**Ziel:** Wie lauten die folgenden Daten, wenn du überall „interactable“ gegen „clickable“ austauschst und alles andere unverändert lässt?

**Datenauszug:**

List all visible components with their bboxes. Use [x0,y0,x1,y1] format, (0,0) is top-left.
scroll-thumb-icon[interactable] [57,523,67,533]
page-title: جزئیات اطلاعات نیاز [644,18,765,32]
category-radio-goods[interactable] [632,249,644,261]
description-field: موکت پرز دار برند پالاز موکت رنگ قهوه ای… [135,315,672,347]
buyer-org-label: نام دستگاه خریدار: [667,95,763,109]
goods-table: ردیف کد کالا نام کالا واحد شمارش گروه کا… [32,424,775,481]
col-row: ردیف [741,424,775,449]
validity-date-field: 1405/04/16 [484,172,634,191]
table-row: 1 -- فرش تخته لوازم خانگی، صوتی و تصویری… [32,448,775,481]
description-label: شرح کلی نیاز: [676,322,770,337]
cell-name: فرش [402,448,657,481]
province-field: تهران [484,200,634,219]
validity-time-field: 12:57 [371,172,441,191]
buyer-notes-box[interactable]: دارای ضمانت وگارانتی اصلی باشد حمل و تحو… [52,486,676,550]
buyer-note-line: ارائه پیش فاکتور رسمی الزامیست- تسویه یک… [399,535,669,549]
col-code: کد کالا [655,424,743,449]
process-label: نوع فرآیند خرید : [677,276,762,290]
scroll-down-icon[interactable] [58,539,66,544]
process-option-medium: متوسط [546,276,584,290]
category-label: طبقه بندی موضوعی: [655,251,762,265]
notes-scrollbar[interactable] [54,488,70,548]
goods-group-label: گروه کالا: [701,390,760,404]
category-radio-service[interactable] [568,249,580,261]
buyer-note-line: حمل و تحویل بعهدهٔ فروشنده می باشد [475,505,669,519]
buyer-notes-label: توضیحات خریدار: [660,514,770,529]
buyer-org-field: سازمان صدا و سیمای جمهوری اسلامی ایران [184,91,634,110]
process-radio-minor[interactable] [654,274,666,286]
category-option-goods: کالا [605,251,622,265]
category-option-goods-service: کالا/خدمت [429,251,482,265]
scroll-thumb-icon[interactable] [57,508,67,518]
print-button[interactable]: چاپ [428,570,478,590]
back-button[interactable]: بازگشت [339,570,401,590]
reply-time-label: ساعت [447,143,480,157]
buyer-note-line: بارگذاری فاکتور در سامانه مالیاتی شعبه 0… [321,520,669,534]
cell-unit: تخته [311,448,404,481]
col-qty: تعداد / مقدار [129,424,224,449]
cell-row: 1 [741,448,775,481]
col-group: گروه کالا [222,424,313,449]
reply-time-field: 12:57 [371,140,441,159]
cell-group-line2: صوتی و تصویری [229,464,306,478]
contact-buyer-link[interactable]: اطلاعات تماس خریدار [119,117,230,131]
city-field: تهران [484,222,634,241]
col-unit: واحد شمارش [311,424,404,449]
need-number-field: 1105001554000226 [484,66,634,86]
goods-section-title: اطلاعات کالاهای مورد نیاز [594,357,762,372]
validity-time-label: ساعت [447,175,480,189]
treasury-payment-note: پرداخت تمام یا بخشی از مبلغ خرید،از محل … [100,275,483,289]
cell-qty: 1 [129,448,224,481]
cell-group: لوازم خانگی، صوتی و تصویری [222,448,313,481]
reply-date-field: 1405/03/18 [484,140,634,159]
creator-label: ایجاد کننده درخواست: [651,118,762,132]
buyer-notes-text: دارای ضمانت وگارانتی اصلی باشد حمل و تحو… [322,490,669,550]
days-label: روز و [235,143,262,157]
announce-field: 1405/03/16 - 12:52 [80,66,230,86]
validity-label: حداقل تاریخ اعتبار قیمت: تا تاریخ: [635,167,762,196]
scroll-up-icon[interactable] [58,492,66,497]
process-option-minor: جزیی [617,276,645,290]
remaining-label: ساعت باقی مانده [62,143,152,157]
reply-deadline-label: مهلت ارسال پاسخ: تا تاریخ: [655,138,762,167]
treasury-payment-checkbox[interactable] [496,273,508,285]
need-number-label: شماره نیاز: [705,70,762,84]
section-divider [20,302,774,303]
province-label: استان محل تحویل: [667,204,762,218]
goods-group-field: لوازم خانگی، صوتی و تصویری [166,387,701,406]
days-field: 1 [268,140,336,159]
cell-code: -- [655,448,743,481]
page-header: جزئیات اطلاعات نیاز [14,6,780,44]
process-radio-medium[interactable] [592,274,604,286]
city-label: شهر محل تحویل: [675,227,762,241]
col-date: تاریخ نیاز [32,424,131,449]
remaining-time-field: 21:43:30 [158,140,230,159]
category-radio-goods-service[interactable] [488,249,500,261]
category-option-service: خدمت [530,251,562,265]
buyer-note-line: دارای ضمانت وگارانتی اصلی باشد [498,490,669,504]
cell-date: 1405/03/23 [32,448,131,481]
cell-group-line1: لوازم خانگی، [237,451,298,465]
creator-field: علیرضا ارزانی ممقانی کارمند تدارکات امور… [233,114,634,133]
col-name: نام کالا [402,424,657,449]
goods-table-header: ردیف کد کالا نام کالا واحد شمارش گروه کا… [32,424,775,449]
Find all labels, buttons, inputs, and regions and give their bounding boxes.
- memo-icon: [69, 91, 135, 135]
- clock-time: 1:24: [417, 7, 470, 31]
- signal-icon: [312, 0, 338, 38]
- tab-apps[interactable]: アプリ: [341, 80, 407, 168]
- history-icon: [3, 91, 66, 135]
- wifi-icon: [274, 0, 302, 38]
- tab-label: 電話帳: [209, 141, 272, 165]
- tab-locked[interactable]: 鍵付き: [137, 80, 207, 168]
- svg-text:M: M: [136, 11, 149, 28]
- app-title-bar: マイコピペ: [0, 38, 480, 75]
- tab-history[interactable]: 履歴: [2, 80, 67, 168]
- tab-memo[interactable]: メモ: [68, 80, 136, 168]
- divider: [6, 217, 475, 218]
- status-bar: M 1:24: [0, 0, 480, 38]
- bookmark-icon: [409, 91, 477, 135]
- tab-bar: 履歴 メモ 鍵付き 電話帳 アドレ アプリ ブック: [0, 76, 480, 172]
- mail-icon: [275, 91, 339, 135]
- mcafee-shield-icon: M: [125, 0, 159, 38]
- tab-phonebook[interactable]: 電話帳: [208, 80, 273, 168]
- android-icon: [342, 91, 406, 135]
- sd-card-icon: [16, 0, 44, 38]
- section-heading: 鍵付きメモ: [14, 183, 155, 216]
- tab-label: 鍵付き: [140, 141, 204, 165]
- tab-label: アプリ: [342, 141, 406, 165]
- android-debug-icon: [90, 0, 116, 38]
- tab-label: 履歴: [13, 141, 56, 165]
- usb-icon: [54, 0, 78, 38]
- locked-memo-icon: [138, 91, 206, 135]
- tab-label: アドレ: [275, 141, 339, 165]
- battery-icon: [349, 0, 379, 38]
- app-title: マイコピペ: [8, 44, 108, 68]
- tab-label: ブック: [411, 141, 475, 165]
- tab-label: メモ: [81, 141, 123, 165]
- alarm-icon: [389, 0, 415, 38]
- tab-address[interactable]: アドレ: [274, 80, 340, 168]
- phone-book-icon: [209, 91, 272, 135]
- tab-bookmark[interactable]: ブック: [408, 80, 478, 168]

**Lösung der Aufgabe:**
List all visible components with their bboxes. Use [x0,y0,x1,y1] format, (0,0) is top-left.
scroll-thumb-icon[clickable] [57,523,67,533]
page-title: جزئیات اطلاعات نیاز [644,18,765,32]
category-radio-goods[clickable] [632,249,644,261]
description-field: موکت پرز دار برند پالاز موکت رنگ قهوه ای… [135,315,672,347]
buyer-org-label: نام دستگاه خریدار: [667,95,763,109]
goods-table: ردیف کد کالا نام کالا واحد شمارش گروه کا… [32,424,775,481]
col-row: ردیف [741,424,775,449]
validity-date-field: 1405/04/16 [484,172,634,191]
table-row: 1 -- فرش تخته لوازم خانگی، صوتی و تصویری… [32,448,775,481]
description-label: شرح کلی نیاز: [676,322,770,337]
cell-name: فرش [402,448,657,481]
province-field: تهران [484,200,634,219]
validity-time-field: 12:57 [371,172,441,191]
buyer-notes-box[clickable]: دارای ضمانت وگارانتی اصلی باشد حمل و تحو… [52,486,676,550]
buyer-note-line: ارائه پیش فاکتور رسمی الزامیست- تسویه یک… [399,535,669,549]
col-code: کد کالا [655,424,743,449]
process-label: نوع فرآیند خرید : [677,276,762,290]
scroll-down-icon[clickable] [58,539,66,544]
process-option-medium: متوسط [546,276,584,290]
category-label: طبقه بندی موضوعی: [655,251,762,265]
notes-scrollbar[clickable] [54,488,70,548]
goods-group-label: گروه کالا: [701,390,760,404]
category-radio-service[clickable] [568,249,580,261]
buyer-note-line: حمل و تحویل بعهدهٔ فروشنده می باشد [475,505,669,519]
buyer-notes-label: توضیحات خریدار: [660,514,770,529]
buyer-org-field: سازمان صدا و سیمای جمهوری اسلامی ایران [184,91,634,110]
process-radio-minor[clickable] [654,274,666,286]
category-option-goods: کالا [605,251,622,265]
category-option-goods-service: کالا/خدمت [429,251,482,265]
scroll-thumb-icon[clickable] [57,508,67,518]
print-button[clickable]: چاپ [428,570,478,590]
back-button[clickable]: بازگشت [339,570,401,590]
reply-time-label: ساعت [447,143,480,157]
buyer-note-line: بارگذاری فاکتور در سامانه مالیاتی شعبه 0… [321,520,669,534]
cell-unit: تخته [311,448,404,481]
col-qty: تعداد / مقدار [129,424,224,449]
cell-row: 1 [741,448,775,481]
col-group: گروه کالا [222,424,313,449]
reply-time-field: 12:57 [371,140,441,159]
cell-group-line2: صوتی و تصویری [229,464,306,478]
contact-buyer-link[clickable]: اطلاعات تماس خریدار [119,117,230,131]
city-field: تهران [484,222,634,241]
col-unit: واحد شمارش [311,424,404,449]
need-number-field: 1105001554000226 [484,66,634,86]
goods-section-title: اطلاعات کالاهای مورد نیاز [594,357,762,372]
validity-time-label: ساعت [447,175,480,189]
treasury-payment-note: پرداخت تمام یا بخشی از مبلغ خرید،از محل … [100,275,483,289]
cell-qty: 1 [129,448,224,481]
cell-group: لوازم خانگی، صوتی و تصویری [222,448,313,481]
reply-date-field: 1405/03/18 [484,140,634,159]
creator-label: ایجاد کننده درخواست: [651,118,762,132]
buyer-notes-text: دارای ضمانت وگارانتی اصلی باشد حمل و تحو… [322,490,669,550]
days-label: روز و [235,143,262,157]
announce-field: 1405/03/16 - 12:52 [80,66,230,86]
validity-label: حداقل تاریخ اعتبار قیمت: تا تاریخ: [635,167,762,196]
scroll-up-icon[clickable] [58,492,66,497]
process-option-minor: جزیی [617,276,645,290]
remaining-label: ساعت باقی مانده [62,143,152,157]
reply-deadline-label: مهلت ارسال پاسخ: تا تاریخ: [655,138,762,167]
treasury-payment-checkbox[clickable] [496,273,508,285]
need-number-label: شماره نیاز: [705,70,762,84]
section-divider [20,302,774,303]
province-label: استان محل تحویل: [667,204,762,218]
goods-group-field: لوازم خانگی، صوتی و تصویری [166,387,701,406]
days-field: 1 [268,140,336,159]
cell-code: -- [655,448,743,481]
page-header: جزئیات اطلاعات نیاز [14,6,780,44]
process-radio-medium[clickable] [592,274,604,286]
city-label: شهر محل تحویل: [675,227,762,241]
col-date: تاریخ نیاز [32,424,131,449]
remaining-time-field: 21:43:30 [158,140,230,159]
category-radio-goods-service[clickable] [488,249,500,261]
category-option-service: خدمت [530,251,562,265]
buyer-note-line: دارای ضمانت وگارانتی اصلی باشد [498,490,669,504]
cell-date: 1405/03/23 [32,448,131,481]
cell-group-line1: لوازم خانگی، [237,451,298,465]
creator-field: علیرضا ارزانی ممقانی کارمند تدارکات امور… [233,114,634,133]
col-name: نام کالا [402,424,657,449]
goods-table-header: ردیف کد کالا نام کالا واحد شمارش گروه کا… [32,424,775,449]
Find all labels, buttons, inputs, and regions and give their bounding boxes.
- memo-icon: [69, 91, 135, 135]
- clock-time: 1:24: [417, 7, 470, 31]
- signal-icon: [312, 0, 338, 38]
- tab-apps[clickable]: アプリ: [341, 80, 407, 168]
- history-icon: [3, 91, 66, 135]
- wifi-icon: [274, 0, 302, 38]
- tab-label: 電話帳: [209, 141, 272, 165]
- tab-locked[clickable]: 鍵付き: [137, 80, 207, 168]
- svg-text:M: M: [136, 11, 149, 28]
- app-title-bar: マイコピペ: [0, 38, 480, 75]
- tab-history[clickable]: 履歴: [2, 80, 67, 168]
- tab-memo[clickable]: メモ: [68, 80, 136, 168]
- divider: [6, 217, 475, 218]
- status-bar: M 1:24: [0, 0, 480, 38]
- bookmark-icon: [409, 91, 477, 135]
- tab-bar: 履歴 メモ 鍵付き 電話帳 アドレ アプリ ブック: [0, 76, 480, 172]
- mail-icon: [275, 91, 339, 135]
- mcafee-shield-icon: M: [125, 0, 159, 38]
- tab-phonebook[clickable]: 電話帳: [208, 80, 273, 168]
- android-icon: [342, 91, 406, 135]
- sd-card-icon: [16, 0, 44, 38]
- section-heading: 鍵付きメモ: [14, 183, 155, 216]
- tab-label: 鍵付き: [140, 141, 204, 165]
- tab-label: アプリ: [342, 141, 406, 165]
- android-debug-icon: [90, 0, 116, 38]
- tab-label: 履歴: [13, 141, 56, 165]
- usb-icon: [54, 0, 78, 38]
- locked-memo-icon: [138, 91, 206, 135]
- tab-label: アドレ: [275, 141, 339, 165]
- battery-icon: [349, 0, 379, 38]
- app-title: マイコピペ: [8, 44, 108, 68]
- tab-label: ブック: [411, 141, 475, 165]
- tab-label: メモ: [81, 141, 123, 165]
- alarm-icon: [389, 0, 415, 38]
- tab-address[clickable]: アドレ: [274, 80, 340, 168]
- phone-book-icon: [209, 91, 272, 135]
- tab-bookmark[clickable]: ブック: [408, 80, 478, 168]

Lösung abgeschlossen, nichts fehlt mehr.